Records provided ▸
================================

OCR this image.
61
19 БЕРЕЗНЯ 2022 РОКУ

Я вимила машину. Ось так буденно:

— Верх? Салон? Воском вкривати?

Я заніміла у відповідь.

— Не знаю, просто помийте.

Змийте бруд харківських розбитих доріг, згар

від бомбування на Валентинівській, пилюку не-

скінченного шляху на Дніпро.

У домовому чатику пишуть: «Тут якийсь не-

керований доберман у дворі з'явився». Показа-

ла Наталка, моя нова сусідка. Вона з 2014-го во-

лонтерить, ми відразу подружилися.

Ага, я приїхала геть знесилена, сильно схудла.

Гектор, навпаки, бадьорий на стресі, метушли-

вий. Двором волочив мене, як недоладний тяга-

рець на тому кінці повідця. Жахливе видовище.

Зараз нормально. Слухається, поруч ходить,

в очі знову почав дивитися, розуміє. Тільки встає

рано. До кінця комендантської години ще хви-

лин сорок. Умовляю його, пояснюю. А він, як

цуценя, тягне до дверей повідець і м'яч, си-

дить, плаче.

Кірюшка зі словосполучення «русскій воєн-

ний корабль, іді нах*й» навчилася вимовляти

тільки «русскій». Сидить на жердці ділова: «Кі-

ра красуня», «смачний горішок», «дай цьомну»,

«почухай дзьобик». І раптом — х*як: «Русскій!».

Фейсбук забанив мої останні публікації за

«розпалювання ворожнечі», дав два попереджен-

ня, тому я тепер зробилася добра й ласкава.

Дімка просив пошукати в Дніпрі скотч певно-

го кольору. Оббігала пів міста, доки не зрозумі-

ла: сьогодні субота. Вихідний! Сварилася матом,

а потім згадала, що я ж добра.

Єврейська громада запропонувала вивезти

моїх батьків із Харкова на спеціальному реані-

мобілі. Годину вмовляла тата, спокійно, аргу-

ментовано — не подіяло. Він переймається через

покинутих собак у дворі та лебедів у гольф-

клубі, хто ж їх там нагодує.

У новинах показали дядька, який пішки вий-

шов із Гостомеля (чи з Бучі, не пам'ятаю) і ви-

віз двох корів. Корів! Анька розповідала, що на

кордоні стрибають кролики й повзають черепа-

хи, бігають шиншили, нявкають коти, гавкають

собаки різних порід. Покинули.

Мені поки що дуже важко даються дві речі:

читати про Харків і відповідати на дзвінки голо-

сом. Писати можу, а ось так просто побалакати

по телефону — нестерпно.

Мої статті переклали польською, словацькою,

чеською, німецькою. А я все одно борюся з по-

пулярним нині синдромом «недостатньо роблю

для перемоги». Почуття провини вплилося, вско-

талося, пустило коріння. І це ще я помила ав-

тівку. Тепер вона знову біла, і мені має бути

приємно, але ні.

================================

What is asked ▸
Give the material above again, word for word.

Written solution ▸
OCR this image.
61
19 БЕРЕЗНЯ 2022 РОКУ

Я вимила машину. Ось так буденно:

— Верх? Салон? Воском вкривати?

Я заніміла у відповідь.

— Не знаю, просто помийте.

Змийте бруд харківських розбитих доріг, згар

від бомбування на Валентинівській, пилюку не-

скінченного шляху на Дніпро.

У домовому чатику пишуть: «Тут якийсь не-

керований доберман у дворі з'явився». Показа-

ла Наталка, моя нова сусідка. Вона з 2014-го во-

лонтерить, ми відразу подружилися.

Ага, я приїхала геть знесилена, сильно схудла.

Гектор, навпаки, бадьорий на стресі, метушли-

вий. Двором волочив мене, як недоладний тяга-

рець на тому кінці повідця. Жахливе видовище.

Зараз нормально. Слухається, поруч ходить,

в очі знову почав дивитися, розуміє. Тільки встає

рано. До кінця комендантської години ще хви-

лин сорок. Умовляю його, пояснюю. А він, як

цуценя, тягне до дверей повідець і м'яч, си-

дить, плаче.

Кірюшка зі словосполучення «русскій воєн-

ний корабль, іді нах*й» навчилася вимовляти

тільки «русскій». Сидить на жердці ділова: «Кі-

ра красуня», «смачний горішок», «дай цьомну»,

«почухай дзьобик». І раптом — х*як: «Русскій!».

Фейсбук забанив мої останні публікації за

«розпалювання ворожнечі», дав два попереджен-

ня, тому я тепер зробилася добра й ласкава.

Дімка просив пошукати в Дніпрі скотч певно-

го кольору. Оббігала пів міста, доки не зрозумі-

ла: сьогодні субота. Вихідний! Сварилася матом,

а потім згадала, що я ж добра.

Єврейська громада запропонувала вивезти

моїх батьків із Харкова на спеціальному реані-

мобілі. Годину вмовляла тата, спокійно, аргу-

ментовано — не подіяло. Він переймається через

покинутих собак у дворі та лебедів у гольф-

клубі, хто ж їх там нагодує.

У новинах показали дядька, який пішки вий-

шов із Гостомеля (чи з Бучі, не пам'ятаю) і ви-

віз двох корів. Корів! Анька розповідала, що на

кордоні стрибають кролики й повзають черепа-

хи, бігають шиншили, нявкають коти, гавкають

собаки різних порід. Покинули.

Мені поки що дуже важко даються дві речі:

читати про Харків і відповідати на дзвінки голо-

сом. Писати можу, а ось так просто побалакати

по телефону — нестерпно.

Мої статті переклали польською, словацькою,

чеською, німецькою. А я все одно борюся з по-

пулярним нині синдромом «недостатньо роблю

для перемоги». Почуття провини вплилося, вско-

талося, пустило коріння. І це ще я помила ав-

тівку. Тепер вона знову біла, і мені має бути

приємно, але ні.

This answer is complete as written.